What the task asks – Collect all lines from the records below that include the word "parlement".

— begin Data excerpts —

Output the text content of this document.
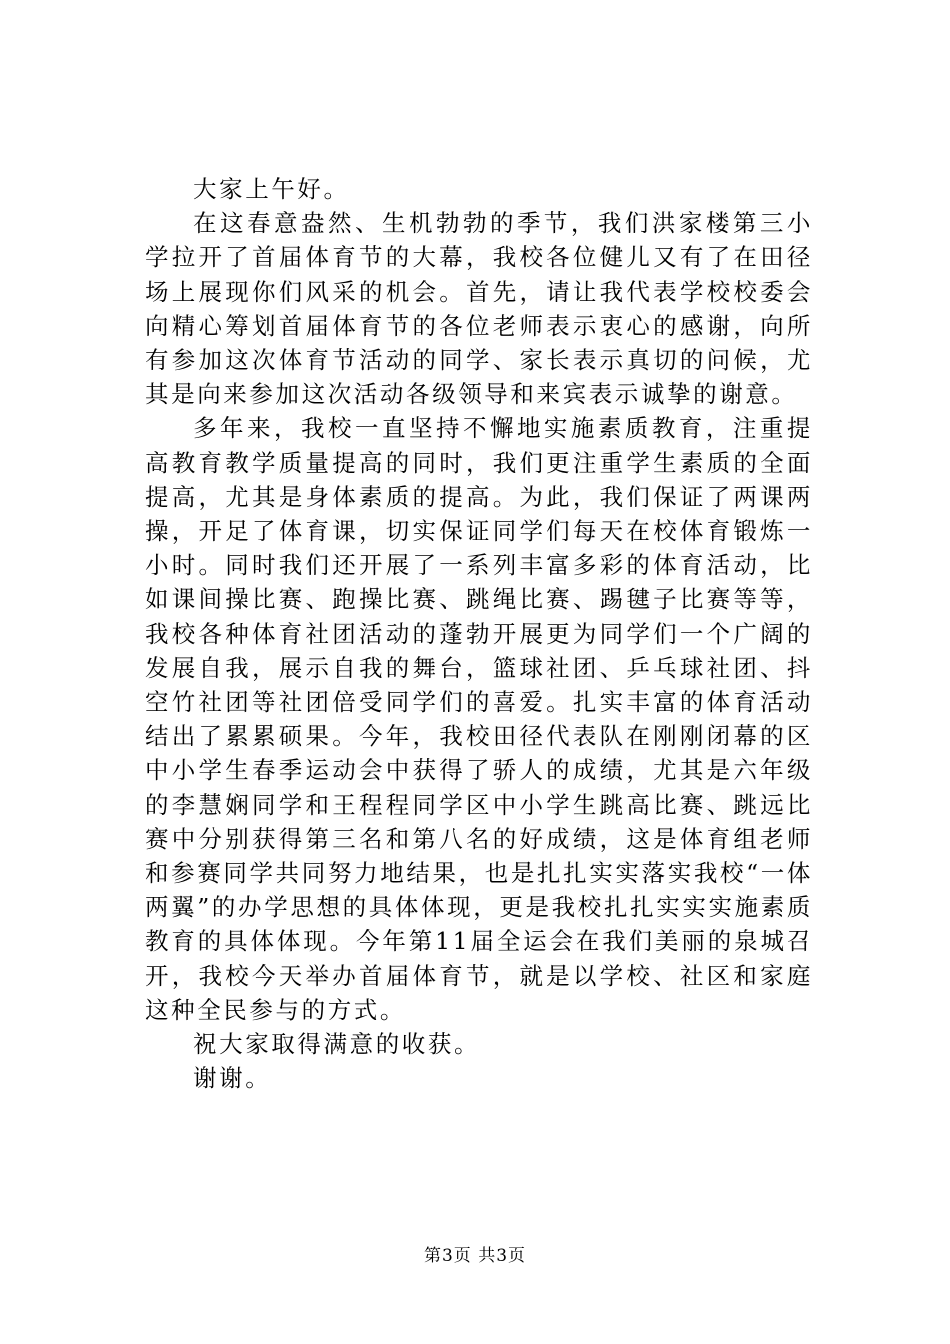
大家上午好。

在这春意盎然、生机勃勃的季节，我们洪家楼第三小学拉开了首届体育节的大幕，我校各位健儿又有了在田径场上展现你们风采的机会。首先，请让我代表学校校委会向精心筹划首届体育节的各位老师表示衷心的感谢，向所有参加这次体育节活动的同学、家长表示真切的问候，尤其是向来参加这次活动各级领导和来宾表示诚挚的谢意。

多年来，我校一直坚持不懈地实施素质教育，注重提高教育教学质量提高的同时，我们更注重学生素质的全面提高，尤其是身体素质的提高。为此，我们保证了两课两操，开足了体育课，切实保证同学们每天在校体育锻炼一小时。同时我们还开展了一系列丰富多彩的体育活动，比如课间操比赛、跑操比赛、跳绳比赛、踢毽子比赛等等，我校各种体育社团活动的蓬勃开展更为同学们一个广阔的发展自我，展示自我的舞台，篮球社团、乒乓球社团、抖空竹社团等社团倍受同学们的喜爱。扎实丰富的体育活动结出了累累硕果。今年，我校田径代表队在刚刚闭幕的区中小学生春季运动会中获得了骄人的成绩，尤其是六年级的李慧娴同学和王程程同学区中小学生跳高比赛、跳远比赛中分别获得第三名和第八名的好成绩，这是体育组老师和参赛同学共同努力地结果，也是扎扎实实落实我校“一体两翼”的办学思想的具体体现，更是我校扎扎实实实施素质教育的具体体现。今年第11届全运会在我们美丽的泉城召开，我校今天举办首届体育节，就是以学校、社区和家庭这种全民参与的方式。

祝大家取得满意的收获。

谢谢。

第3页 共3页
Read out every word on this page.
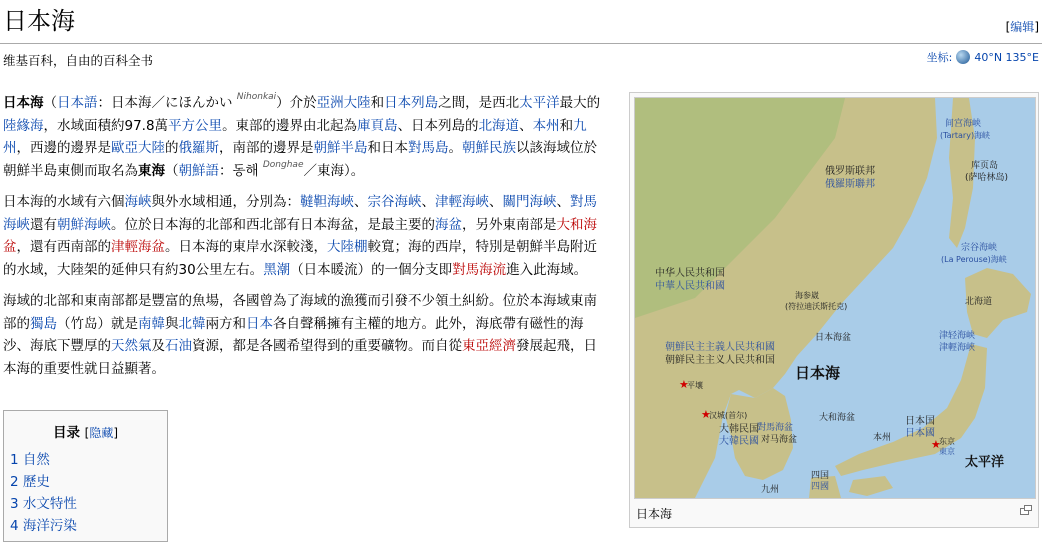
日本海	[编辑]
维基百科，自由的百科全书	坐标: 40°N 135°E

日本海（日本語：日本海／にほんかい $^{Nihonkai}$）介於亞洲大陸和日本列島之間，是西北太平洋最大的陸緣海，水域面積約97.8萬平方公里。東部的邊界由北起為庫頁島、日本列島的北海道、本州和九州，西邊的邊界是歐亞大陸的俄羅斯，南部的邊界是朝鮮半島和日本對馬島。朝鮮民族以該海域位於朝鮮半島東側而取名為東海（朝鮮語：동해 $^{Donghae}$／東海）。

日本海的水域有六個海峽與外水域相通，分別為：韃靼海峽、宗谷海峽、津輕海峽、關門海峽、對馬海峽還有朝鮮海峽。位於日本海的北部和西北部有日本海盆，是最主要的海盆，另外東南部是大和海盆，還有西南部的津輕海盆。日本海的東岸水深較淺，大陸棚較寬；海的西岸，特別是朝鮮半島附近的水域，大陸架的延伸只有約30公里左右。黑潮（日本暖流）的一個分支即對馬海流進入此海域。

海域的北部和東南部都是豐富的魚場，各國曾為了海域的漁獲而引發不少領土糾紛。位於本海域東南部的獨島（竹岛）就是南韓與北韓兩方和日本各自聲稱擁有主權的地方。此外，海底帶有磁性的海沙、海底下豐厚的天然氣及石油資源，都是各國希望得到的重要礦物。而自從東亞經濟發展起飛，日本海的重要性就日益顯著。

目录 [隐藏]
1 自然
2 歷史
3 水文特性
4 海洋污染
俄罗斯联邦
俄羅斯聯邦
中华人民共和国
中華人民共和國
朝鮮民主主義人民共和國
朝鲜民主主义人民共和国
大韩民国
大韓民國
日本海
太平洋
库页岛
(萨哈林岛)
间宫海峡
(Tartary)海峡
宗谷海峡
(La Perouse)海峡
北海道
津轻海峡
津輕海峽
日本海盆
大和海盆
对马海盆
對馬海盆
本州
日本国
日本國
四国
四國
九州
东京
東京
平壤
汉城(首尔)
海参崴
(符拉迪沃斯托克)
★
★
★
日本海
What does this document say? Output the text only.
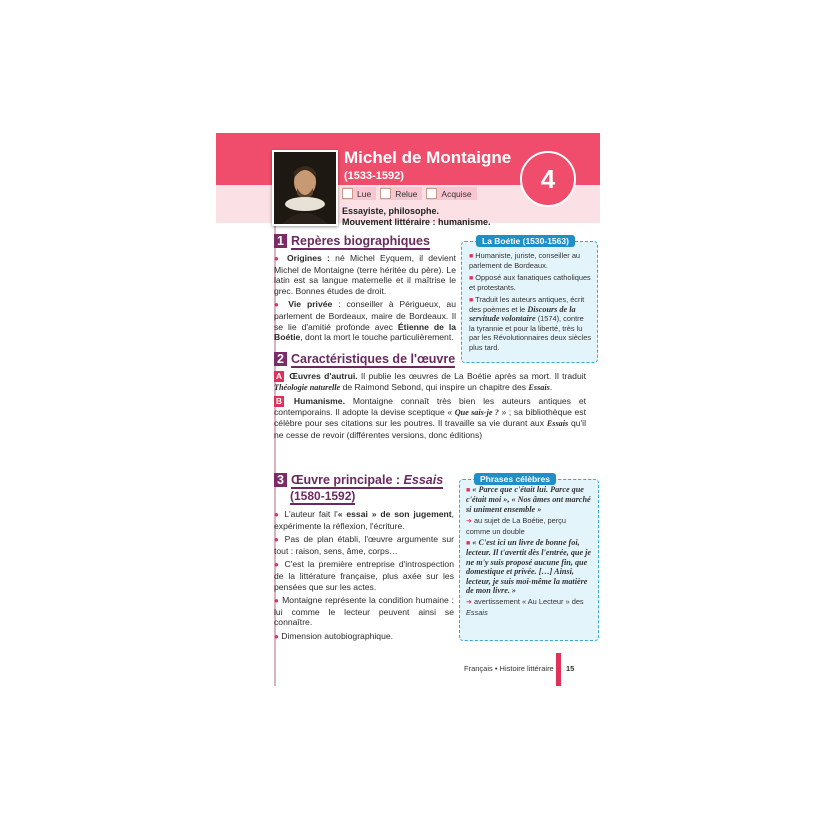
Michel de Montaigne
(1533-1592)
Lue	Relue	Acquise
Essayiste, philosophe.
Mouvement littéraire : humanisme.
4
1 Repères biographiques

● Origines : né Michel Eyquem, il devient Michel de Montaigne (terre héritée du père). Le latin est sa langue maternelle et il maîtrise le grec. Bonnes études de droit.

● Vie privée : conseiller à Périgueux, au parlement de Bordeaux, maire de Bordeaux. Il se lie d'amitié profonde avec Étienne de la Boétie, dont la mort le touche particulièrement.

La Boétie (1530-1563)

■ Humaniste, juriste, conseiller au parlement de Bordeaux.

■ Opposé aux fanatiques catholiques et protestants.

■ Traduit les auteurs antiques, écrit des poèmes et le Discours de la servitude volontaire (1574), contre la tyrannie et pour la liberté, très lu par les Révolutionnaires deux siècles plus tard.

2 Caractéristiques de l'œuvre

A Œuvres d'autrui. Il publie les œuvres de La Boétie après sa mort. Il traduit Théologie naturelle de Raimond Sebond, qui inspire un chapitre des Essais.

B Humanisme. Montaigne connaît très bien les auteurs antiques et contemporains. Il adopte la devise sceptique « Que sais-je ? » ; sa bibliothèque est célèbre pour ses citations sur les poutres. Il travaille sa vie durant aux Essais qu'il ne cesse de revoir (différentes versions, donc éditions)

3 Œuvre principale : Essais
(1580-1592)

● L'auteur fait l'« essai » de son jugement, expérimente la réflexion, l'écriture.

● Pas de plan établi, l'œuvre argumente sur tout : raison, sens, âme, corps…

● C'est la première entreprise d'introspection de la littérature française, plus axée sur les pensées que sur les actes.

● Montaigne représente la condition humaine : lui comme le lecteur peuvent ainsi se connaître.

● Dimension autobiographique.

Phrases célèbres

■ « Parce que c'était lui. Parce que c'était moi », « Nos âmes ont marché si uniment ensemble »

➜ au sujet de La Boétie, perçu comme un double

■ « C'est ici un livre de bonne foi, lecteur. Il t'avertit dès l'entrée, que je ne m'y suis proposé aucune fin, que domestique et privée. […] Ainsi, lecteur, je suis moi-même la matière de mon livre. »

➜ avertissement « Au Lecteur » des Essais

Français • Histoire littéraire 15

— end Data excerpts —

Full answer –
● Vie privée : conseiller à Périgueux, au parlement de Bordeaux, maire de Bordeaux. Il se lie d'amitié profonde avec Étienne de la Boétie, dont la mort le touche particulièrement.
■ Humaniste, juriste, conseiller au parlement de Bordeaux.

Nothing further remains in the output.